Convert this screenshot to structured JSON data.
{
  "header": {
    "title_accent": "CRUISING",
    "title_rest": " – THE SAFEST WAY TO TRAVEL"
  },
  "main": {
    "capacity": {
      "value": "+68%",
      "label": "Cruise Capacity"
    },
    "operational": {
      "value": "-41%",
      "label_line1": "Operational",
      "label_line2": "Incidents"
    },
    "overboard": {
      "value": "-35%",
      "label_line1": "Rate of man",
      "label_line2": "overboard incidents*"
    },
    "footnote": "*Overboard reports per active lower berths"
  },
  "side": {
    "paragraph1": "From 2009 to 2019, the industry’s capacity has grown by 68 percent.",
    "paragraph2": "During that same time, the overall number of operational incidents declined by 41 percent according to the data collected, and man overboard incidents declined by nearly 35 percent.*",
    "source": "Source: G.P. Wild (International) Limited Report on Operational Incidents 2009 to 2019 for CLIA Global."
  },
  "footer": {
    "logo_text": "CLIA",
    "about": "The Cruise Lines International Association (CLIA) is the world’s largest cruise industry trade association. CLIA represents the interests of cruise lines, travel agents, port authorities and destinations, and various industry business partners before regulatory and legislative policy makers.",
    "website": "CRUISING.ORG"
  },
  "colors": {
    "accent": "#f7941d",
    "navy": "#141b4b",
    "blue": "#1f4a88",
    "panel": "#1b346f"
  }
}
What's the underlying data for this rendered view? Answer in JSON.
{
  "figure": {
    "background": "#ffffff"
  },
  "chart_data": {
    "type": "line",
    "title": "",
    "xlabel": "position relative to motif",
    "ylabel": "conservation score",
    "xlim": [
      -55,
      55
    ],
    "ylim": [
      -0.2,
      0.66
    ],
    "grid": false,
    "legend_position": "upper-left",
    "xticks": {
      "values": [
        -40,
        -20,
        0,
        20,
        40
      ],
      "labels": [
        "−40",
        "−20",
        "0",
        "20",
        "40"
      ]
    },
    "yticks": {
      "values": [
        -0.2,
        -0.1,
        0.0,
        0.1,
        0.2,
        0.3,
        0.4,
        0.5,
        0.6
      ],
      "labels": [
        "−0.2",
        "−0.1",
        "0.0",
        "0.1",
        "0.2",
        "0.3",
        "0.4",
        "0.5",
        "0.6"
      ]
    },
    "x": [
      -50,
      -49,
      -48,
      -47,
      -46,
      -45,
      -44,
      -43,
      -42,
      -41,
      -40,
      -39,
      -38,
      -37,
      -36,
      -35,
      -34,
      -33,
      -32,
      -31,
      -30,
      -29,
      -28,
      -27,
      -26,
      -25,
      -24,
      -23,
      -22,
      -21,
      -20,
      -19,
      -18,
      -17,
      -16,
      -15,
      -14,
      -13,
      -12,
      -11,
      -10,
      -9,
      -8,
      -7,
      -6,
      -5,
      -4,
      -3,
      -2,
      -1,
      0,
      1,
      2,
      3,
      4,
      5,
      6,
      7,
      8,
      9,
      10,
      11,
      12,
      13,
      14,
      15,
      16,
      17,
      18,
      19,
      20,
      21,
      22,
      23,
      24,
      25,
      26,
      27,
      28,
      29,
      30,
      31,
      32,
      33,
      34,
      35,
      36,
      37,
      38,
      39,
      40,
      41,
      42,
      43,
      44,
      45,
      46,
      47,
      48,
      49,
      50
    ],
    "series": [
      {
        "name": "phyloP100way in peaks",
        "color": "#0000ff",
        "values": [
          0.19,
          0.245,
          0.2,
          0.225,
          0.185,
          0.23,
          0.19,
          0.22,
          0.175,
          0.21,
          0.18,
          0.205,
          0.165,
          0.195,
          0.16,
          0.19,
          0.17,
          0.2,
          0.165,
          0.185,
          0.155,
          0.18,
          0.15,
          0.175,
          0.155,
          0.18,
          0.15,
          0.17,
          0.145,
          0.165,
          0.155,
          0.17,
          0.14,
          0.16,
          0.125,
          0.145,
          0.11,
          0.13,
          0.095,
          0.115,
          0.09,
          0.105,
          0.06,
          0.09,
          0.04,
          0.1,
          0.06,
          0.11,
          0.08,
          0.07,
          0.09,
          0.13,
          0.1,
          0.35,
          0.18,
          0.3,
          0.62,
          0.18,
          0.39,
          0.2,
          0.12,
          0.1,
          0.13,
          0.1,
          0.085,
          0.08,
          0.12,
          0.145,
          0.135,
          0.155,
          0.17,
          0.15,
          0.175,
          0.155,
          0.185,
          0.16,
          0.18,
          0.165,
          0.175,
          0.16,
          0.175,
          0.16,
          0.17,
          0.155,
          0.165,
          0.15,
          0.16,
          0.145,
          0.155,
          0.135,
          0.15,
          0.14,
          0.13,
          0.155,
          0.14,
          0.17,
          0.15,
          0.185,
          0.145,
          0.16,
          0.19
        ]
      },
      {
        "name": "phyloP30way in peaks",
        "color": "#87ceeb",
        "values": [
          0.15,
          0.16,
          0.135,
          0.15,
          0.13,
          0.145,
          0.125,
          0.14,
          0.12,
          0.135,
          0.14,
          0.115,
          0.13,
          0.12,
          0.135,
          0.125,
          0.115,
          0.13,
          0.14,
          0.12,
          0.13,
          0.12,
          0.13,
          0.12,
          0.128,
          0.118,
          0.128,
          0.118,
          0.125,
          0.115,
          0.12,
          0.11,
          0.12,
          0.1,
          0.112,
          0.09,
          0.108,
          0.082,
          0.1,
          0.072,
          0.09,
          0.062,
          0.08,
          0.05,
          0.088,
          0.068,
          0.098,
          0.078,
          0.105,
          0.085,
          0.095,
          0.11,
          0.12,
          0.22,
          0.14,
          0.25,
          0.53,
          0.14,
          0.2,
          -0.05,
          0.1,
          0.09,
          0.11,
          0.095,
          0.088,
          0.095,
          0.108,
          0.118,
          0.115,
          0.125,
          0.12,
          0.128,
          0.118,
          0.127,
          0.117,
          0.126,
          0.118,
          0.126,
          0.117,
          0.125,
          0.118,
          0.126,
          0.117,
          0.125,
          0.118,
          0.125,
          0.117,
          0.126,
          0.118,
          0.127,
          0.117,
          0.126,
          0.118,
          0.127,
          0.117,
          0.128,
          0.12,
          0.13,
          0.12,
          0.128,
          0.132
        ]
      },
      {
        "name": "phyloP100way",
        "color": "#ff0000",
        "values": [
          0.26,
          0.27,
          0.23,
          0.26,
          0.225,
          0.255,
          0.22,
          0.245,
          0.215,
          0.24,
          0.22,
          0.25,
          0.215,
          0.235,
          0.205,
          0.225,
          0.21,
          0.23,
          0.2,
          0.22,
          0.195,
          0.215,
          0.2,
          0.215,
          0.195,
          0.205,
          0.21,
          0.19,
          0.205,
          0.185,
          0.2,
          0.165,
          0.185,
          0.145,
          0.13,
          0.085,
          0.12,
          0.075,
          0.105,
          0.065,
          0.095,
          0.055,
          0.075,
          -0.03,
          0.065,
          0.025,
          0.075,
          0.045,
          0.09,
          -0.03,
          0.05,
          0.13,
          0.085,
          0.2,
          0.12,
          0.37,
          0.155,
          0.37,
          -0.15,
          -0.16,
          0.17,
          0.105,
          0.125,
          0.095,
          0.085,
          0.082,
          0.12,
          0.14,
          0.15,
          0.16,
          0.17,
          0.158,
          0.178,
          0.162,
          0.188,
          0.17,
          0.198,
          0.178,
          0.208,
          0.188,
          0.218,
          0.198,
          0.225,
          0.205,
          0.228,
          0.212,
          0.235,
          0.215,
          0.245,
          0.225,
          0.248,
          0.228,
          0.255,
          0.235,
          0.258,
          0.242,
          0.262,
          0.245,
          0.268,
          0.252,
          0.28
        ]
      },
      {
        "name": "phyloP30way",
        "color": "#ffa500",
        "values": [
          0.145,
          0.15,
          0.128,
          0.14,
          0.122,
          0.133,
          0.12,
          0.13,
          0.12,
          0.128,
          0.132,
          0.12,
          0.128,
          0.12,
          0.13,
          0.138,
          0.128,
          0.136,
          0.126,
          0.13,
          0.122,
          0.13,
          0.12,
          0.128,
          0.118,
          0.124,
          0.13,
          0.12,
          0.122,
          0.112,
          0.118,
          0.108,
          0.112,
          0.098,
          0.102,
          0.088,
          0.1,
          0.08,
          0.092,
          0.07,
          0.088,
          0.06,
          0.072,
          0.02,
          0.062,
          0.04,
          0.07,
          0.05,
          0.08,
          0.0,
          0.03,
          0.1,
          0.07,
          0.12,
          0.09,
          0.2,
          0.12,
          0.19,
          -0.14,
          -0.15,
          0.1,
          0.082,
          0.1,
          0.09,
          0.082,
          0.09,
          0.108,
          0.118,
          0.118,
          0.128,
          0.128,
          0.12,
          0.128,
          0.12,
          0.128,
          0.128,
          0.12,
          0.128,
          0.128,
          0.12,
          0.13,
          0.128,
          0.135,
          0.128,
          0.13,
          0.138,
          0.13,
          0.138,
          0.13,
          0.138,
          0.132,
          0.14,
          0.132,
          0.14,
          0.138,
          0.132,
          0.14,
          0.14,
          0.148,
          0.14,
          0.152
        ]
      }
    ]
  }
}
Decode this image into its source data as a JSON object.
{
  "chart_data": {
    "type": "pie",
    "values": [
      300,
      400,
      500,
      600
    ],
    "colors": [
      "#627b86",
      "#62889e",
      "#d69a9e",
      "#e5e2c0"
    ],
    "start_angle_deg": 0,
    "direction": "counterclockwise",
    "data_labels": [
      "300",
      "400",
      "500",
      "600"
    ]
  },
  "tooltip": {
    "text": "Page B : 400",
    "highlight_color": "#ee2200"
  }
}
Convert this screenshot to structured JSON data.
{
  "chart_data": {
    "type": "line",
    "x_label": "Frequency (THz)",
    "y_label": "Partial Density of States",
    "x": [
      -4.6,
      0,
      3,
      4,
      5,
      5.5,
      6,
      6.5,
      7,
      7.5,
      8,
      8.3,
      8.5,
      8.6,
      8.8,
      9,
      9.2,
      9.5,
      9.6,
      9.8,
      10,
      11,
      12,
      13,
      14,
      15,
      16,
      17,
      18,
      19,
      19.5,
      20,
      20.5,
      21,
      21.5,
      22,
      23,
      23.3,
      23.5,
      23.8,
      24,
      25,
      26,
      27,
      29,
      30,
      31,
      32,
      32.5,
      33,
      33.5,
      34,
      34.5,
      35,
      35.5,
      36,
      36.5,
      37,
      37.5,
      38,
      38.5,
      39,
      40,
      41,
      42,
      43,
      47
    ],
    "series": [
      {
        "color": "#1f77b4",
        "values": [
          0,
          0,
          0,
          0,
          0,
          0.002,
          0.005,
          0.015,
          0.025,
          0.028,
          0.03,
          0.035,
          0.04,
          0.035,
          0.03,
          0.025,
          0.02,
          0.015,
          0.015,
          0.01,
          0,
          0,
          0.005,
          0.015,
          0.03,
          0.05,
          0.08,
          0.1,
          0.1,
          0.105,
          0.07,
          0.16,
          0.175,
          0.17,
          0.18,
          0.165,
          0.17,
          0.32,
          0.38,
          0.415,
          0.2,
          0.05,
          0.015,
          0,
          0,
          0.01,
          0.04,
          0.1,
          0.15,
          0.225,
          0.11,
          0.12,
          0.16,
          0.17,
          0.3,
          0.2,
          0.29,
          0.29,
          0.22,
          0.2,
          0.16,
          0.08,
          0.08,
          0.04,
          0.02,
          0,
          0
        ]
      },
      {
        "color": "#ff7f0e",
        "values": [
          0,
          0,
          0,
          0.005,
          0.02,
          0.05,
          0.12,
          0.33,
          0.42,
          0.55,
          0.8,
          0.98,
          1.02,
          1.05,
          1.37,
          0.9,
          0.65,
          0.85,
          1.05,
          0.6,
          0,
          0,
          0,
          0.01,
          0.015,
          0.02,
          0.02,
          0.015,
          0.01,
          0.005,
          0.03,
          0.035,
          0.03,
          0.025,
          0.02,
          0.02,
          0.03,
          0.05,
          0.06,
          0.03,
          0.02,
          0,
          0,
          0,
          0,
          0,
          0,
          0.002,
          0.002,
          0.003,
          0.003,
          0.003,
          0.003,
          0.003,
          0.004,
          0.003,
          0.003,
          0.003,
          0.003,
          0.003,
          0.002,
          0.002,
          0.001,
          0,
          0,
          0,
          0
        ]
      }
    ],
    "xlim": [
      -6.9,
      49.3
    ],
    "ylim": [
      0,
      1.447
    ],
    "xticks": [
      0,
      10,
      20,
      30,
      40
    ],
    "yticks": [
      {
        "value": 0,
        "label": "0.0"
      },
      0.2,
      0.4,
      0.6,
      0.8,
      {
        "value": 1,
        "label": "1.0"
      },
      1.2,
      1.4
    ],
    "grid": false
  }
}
# # # # # # #
**Your instructions:** Copy out every line that includes the word "CRUISING".

**The response:**
    "title_accent": "CRUISING",
    "website": "CRUISING.ORG"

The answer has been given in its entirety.